■ **Problem to solve**:
Print the line that contains "Convert this chart to structured JSON data." and every line after it through the last line of the records below, exactly as written and nothing else.

Collected data:
▬▬▬

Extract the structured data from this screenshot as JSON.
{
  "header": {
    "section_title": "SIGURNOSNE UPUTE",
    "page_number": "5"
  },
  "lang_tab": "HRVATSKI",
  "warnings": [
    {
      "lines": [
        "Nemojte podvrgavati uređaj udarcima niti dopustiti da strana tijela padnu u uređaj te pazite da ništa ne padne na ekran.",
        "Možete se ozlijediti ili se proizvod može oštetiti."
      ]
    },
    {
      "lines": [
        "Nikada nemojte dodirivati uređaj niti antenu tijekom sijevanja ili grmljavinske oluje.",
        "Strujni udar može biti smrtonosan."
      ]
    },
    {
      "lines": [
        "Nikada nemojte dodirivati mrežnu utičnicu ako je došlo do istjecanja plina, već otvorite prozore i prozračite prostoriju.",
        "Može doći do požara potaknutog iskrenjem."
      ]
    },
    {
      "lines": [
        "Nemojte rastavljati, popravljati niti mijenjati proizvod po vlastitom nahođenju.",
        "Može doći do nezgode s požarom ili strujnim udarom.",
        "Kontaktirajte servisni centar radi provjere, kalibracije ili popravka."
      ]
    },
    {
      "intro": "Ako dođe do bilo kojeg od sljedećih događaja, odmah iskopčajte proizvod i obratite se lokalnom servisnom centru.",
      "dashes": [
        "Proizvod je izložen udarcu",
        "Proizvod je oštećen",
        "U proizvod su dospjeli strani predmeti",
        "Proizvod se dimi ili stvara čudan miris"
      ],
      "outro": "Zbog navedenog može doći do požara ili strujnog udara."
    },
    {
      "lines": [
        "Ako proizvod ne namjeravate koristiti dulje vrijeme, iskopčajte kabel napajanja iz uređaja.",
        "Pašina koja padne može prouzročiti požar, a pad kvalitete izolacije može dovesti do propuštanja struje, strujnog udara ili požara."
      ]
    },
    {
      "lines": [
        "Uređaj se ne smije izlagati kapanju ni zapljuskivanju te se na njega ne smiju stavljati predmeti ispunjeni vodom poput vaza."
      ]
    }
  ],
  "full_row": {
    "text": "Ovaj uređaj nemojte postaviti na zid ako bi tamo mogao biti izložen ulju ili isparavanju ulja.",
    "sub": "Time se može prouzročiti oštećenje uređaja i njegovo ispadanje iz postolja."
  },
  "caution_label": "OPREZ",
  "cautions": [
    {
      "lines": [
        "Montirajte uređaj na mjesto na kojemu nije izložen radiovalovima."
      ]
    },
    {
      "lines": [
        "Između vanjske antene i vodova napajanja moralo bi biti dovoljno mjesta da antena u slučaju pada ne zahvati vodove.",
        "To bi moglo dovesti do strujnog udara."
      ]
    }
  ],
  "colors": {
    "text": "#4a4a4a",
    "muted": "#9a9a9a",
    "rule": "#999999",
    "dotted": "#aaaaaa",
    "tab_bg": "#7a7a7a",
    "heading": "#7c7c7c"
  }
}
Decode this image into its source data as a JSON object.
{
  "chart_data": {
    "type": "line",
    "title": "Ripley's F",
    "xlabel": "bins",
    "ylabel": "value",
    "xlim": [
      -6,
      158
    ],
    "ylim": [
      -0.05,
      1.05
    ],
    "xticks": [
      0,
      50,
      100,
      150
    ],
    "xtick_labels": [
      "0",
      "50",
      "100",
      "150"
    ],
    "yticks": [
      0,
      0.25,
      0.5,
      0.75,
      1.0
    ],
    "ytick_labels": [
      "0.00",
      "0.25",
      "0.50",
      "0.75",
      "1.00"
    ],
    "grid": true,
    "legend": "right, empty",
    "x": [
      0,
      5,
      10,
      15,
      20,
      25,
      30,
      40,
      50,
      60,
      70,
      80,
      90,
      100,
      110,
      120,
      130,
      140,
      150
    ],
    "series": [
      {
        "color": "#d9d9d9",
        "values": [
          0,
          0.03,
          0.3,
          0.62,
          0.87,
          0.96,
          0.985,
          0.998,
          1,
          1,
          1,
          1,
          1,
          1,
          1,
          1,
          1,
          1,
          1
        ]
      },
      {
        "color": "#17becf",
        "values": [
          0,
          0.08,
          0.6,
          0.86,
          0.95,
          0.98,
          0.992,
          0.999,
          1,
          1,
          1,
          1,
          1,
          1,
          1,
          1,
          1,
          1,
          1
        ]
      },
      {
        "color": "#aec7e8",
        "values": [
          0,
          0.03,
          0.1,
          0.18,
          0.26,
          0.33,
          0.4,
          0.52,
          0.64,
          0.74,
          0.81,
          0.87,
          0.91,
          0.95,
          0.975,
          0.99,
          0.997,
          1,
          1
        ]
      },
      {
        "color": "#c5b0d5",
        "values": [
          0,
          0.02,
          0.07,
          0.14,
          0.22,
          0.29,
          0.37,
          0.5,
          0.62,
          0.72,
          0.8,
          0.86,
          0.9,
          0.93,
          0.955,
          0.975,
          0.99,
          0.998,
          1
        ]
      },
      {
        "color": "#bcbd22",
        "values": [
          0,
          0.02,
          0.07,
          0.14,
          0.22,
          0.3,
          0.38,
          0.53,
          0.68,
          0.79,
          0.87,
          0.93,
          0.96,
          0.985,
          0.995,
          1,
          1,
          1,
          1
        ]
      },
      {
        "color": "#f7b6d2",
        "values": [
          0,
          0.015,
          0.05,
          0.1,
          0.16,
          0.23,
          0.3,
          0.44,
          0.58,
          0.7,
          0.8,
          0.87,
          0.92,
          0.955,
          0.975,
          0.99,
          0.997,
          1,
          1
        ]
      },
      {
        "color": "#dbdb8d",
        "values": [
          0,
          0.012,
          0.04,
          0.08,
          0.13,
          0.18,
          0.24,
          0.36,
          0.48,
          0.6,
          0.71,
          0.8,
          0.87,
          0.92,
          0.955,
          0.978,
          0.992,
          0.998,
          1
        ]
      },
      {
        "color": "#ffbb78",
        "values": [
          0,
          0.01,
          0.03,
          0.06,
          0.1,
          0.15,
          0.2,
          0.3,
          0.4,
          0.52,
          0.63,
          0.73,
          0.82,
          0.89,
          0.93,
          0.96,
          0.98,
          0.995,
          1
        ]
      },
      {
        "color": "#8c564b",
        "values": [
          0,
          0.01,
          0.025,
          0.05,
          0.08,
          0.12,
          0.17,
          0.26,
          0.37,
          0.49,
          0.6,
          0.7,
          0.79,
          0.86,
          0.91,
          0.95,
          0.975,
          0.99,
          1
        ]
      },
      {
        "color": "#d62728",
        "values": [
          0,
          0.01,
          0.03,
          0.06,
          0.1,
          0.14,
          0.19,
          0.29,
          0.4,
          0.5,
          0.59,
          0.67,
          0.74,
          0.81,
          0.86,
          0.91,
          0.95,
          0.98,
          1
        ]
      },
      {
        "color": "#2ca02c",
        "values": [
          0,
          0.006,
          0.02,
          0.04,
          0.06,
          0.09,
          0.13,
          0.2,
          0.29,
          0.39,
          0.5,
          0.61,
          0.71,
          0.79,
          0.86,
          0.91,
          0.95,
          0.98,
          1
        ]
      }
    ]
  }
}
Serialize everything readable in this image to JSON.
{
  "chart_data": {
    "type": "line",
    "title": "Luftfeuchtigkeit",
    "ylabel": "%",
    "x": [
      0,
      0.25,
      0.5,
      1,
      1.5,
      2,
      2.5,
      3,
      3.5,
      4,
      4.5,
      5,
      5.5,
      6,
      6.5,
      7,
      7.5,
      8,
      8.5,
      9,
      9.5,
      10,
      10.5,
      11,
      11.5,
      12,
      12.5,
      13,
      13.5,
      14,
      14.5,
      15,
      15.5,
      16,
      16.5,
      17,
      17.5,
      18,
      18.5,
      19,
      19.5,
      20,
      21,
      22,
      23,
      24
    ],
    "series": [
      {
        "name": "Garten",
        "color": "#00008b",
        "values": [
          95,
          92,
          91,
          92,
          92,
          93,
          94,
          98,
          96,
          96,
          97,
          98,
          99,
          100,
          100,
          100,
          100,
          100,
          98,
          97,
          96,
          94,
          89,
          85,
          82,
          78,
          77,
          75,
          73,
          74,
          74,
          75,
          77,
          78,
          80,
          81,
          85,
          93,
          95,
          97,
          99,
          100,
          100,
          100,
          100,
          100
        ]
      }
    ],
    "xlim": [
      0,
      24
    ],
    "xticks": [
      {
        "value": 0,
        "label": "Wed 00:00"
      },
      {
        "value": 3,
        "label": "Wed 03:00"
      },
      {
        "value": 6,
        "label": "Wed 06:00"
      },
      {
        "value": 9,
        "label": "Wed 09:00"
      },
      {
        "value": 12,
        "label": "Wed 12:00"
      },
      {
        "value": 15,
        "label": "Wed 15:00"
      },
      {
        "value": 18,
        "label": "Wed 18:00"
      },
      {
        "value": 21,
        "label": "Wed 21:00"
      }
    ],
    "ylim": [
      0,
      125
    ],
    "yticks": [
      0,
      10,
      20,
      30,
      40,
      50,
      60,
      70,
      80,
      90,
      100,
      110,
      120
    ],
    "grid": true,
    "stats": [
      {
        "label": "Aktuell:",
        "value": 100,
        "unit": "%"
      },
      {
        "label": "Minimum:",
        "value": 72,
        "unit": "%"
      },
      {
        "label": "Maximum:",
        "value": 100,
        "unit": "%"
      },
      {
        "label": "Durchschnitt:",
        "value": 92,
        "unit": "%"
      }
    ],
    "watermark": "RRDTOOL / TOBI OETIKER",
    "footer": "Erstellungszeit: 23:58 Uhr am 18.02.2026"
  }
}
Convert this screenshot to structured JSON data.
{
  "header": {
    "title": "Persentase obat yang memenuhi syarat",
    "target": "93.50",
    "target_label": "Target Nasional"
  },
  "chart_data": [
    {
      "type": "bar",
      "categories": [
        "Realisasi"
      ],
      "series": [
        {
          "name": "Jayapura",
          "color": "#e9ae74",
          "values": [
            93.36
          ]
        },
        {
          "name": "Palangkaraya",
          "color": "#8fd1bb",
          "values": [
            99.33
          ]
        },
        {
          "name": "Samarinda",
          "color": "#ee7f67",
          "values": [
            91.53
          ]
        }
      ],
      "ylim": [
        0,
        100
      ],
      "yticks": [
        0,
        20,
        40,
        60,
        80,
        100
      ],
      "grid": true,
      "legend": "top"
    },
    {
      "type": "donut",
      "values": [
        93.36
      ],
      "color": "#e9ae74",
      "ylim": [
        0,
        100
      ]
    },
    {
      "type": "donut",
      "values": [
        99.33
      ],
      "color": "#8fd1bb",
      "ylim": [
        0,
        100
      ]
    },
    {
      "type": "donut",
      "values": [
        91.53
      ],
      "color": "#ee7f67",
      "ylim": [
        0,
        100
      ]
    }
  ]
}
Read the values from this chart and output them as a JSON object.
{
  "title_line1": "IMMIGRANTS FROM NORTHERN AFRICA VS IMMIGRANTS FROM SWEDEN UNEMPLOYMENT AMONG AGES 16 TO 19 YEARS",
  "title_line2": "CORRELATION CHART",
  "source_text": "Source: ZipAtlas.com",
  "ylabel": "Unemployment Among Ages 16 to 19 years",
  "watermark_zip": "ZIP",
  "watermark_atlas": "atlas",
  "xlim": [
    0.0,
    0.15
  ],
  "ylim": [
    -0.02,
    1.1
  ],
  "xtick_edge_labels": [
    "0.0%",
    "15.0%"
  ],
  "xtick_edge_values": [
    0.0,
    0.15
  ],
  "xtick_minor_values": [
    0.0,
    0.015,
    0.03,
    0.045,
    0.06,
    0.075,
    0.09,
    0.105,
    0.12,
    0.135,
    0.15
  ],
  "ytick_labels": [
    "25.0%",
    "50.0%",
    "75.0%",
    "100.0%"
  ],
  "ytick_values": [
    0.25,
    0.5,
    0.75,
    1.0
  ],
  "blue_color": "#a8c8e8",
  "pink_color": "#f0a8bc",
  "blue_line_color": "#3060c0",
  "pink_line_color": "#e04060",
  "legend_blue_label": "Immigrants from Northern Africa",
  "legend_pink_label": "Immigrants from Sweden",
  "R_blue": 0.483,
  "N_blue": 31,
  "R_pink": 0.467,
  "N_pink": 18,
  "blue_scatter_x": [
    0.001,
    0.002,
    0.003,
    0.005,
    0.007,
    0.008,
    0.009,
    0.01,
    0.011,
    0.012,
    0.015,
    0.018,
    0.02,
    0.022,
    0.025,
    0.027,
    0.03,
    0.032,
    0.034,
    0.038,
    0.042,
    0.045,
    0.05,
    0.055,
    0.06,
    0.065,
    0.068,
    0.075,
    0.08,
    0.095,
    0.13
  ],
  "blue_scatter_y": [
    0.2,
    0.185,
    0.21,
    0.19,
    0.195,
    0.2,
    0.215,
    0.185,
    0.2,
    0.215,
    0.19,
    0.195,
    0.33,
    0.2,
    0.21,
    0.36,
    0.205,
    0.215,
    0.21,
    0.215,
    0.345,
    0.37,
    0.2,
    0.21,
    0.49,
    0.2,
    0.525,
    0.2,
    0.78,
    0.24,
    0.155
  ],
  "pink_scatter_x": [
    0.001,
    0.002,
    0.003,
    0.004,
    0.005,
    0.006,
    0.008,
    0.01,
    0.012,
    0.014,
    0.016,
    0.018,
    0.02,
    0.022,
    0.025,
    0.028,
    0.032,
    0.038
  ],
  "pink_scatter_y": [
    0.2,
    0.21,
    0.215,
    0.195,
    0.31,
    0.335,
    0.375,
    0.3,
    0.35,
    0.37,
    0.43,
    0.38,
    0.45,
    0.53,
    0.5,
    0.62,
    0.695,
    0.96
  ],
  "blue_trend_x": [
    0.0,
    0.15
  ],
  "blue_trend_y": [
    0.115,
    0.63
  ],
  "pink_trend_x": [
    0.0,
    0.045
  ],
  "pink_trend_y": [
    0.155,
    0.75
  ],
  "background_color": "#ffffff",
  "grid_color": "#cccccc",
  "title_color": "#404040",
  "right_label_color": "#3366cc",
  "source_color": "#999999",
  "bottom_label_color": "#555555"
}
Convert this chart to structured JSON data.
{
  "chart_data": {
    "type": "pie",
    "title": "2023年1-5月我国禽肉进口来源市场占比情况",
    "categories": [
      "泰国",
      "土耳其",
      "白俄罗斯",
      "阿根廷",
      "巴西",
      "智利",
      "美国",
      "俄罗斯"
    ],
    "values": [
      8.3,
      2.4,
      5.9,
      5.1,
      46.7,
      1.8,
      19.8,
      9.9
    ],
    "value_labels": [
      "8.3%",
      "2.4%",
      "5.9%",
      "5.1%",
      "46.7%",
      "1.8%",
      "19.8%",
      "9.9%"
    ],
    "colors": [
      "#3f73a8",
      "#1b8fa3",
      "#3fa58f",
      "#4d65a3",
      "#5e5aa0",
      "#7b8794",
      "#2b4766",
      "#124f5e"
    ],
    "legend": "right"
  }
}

▬▬▬

■ **Result of the exercise**:
Convert this chart to structured JSON data.
{
  "chart_data": {
    "type": "pie",
    "title": "2023年1-5月我国禽肉进口来源市场占比情况",
    "categories": [
      "泰国",
      "土耳其",
      "白俄罗斯",
      "阿根廷",
      "巴西",
      "智利",
      "美国",
      "俄罗斯"
    ],
    "values": [
      8.3,
      2.4,
      5.9,
      5.1,
      46.7,
      1.8,
      19.8,
      9.9
    ],
    "value_labels": [
      "8.3%",
      "2.4%",
      "5.9%",
      "5.1%",
      "46.7%",
      "1.8%",
      "19.8%",
      "9.9%"
    ],
    "colors": [
      "#3f73a8",
      "#1b8fa3",
      "#3fa58f",
      "#4d65a3",
      "#5e5aa0",
      "#7b8794",
      "#2b4766",
      "#124f5e"
    ],
    "legend": "right"
  }
}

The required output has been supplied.